# JOB
Drop the pictures from the entries below, then reproduce the rest exactly.

# RECORD EXCERPTS
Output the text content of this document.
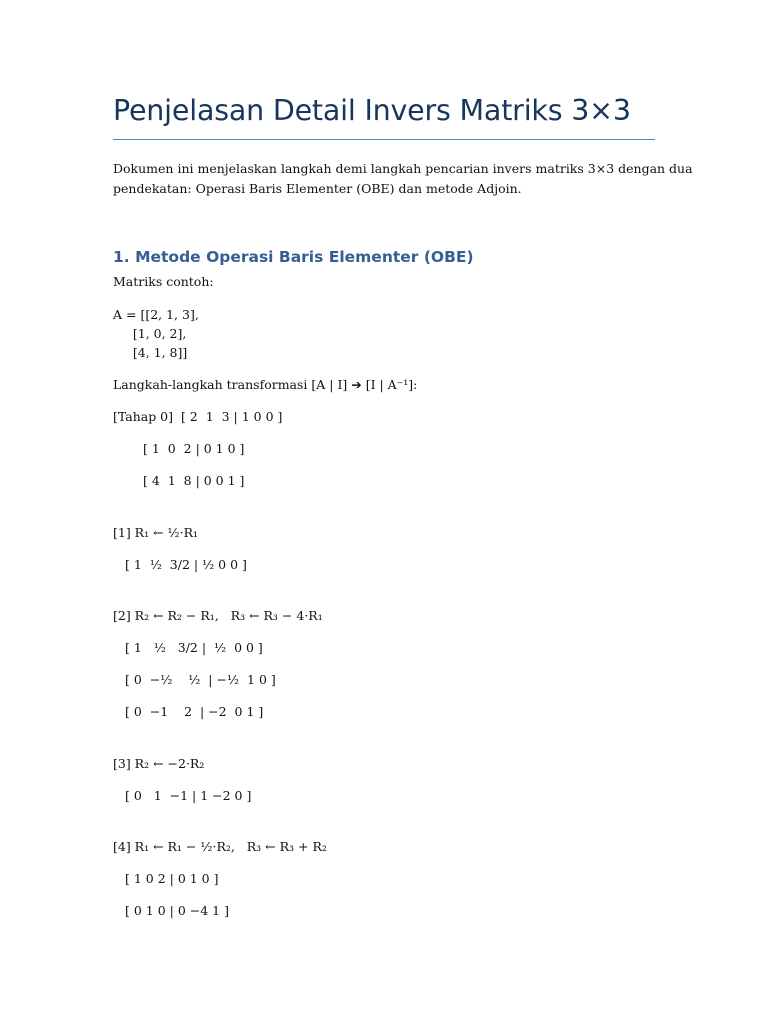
Penjelasan Detail Invers Matriks 3×3
Dokumen ini menjelaskan langkah demi langkah pencarian invers matriks 3×3 dengan dua
pendekatan: Operasi Baris Elementer (OBE) dan metode Adjoin.
1. Metode Operasi Baris Elementer (OBE)
Matriks contoh:
A = [[2, 1, 3],
[1, 0, 2],
[4, 1, 8]]
Langkah-langkah transformasi [A | I] ➔ [I | A⁻¹]:
[Tahap 0]  [ 2  1  3 | 1 0 0 ]
[ 1  0  2 | 0 1 0 ]
[ 4  1  8 | 0 0 1 ]
[1] R₁ ← ½·R₁
[ 1  ½  3/2 | ½ 0 0 ]
[2] R₂ ← R₂ − R₁,   R₃ ← R₃ − 4·R₁
[ 1   ½   3/2 |  ½  0 0 ]
[ 0  −½    ½  | −½  1 0 ]
[ 0  −1    2  | −2  0 1 ]
[3] R₂ ← −2·R₂
[ 0   1  −1 | 1 −2 0 ]
[4] R₁ ← R₁ − ½·R₂,   R₃ ← R₃ + R₂
[ 1 0 2 | 0 1 0 ]
[ 0 1 0 | 0 −4 1 ]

# FINAL RESULT
Output the text content of this document.
Penjelasan Detail Invers Matriks 3×3
Dokumen ini menjelaskan langkah demi langkah pencarian invers matriks 3×3 dengan dua
pendekatan: Operasi Baris Elementer (OBE) dan metode Adjoin.
1. Metode Operasi Baris Elementer (OBE)
Matriks contoh:
A = [[2, 1, 3],
[1, 0, 2],
[4, 1, 8]]
Langkah-langkah transformasi [A | I] ➔ [I | A⁻¹]:
[Tahap 0]  [ 2  1  3 | 1 0 0 ]
[ 1  0  2 | 0 1 0 ]
[ 4  1  8 | 0 0 1 ]
[1] R₁ ← ½·R₁
[ 1  ½  3/2 | ½ 0 0 ]
[2] R₂ ← R₂ − R₁,   R₃ ← R₃ − 4·R₁
[ 1   ½   3/2 |  ½  0 0 ]
[ 0  −½    ½  | −½  1 0 ]
[ 0  −1    2  | −2  0 1 ]
[3] R₂ ← −2·R₂
[ 0   1  −1 | 1 −2 0 ]
[4] R₁ ← R₁ − ½·R₂,   R₃ ← R₃ + R₂
[ 1 0 2 | 0 1 0 ]
[ 0 1 0 | 0 −4 1 ]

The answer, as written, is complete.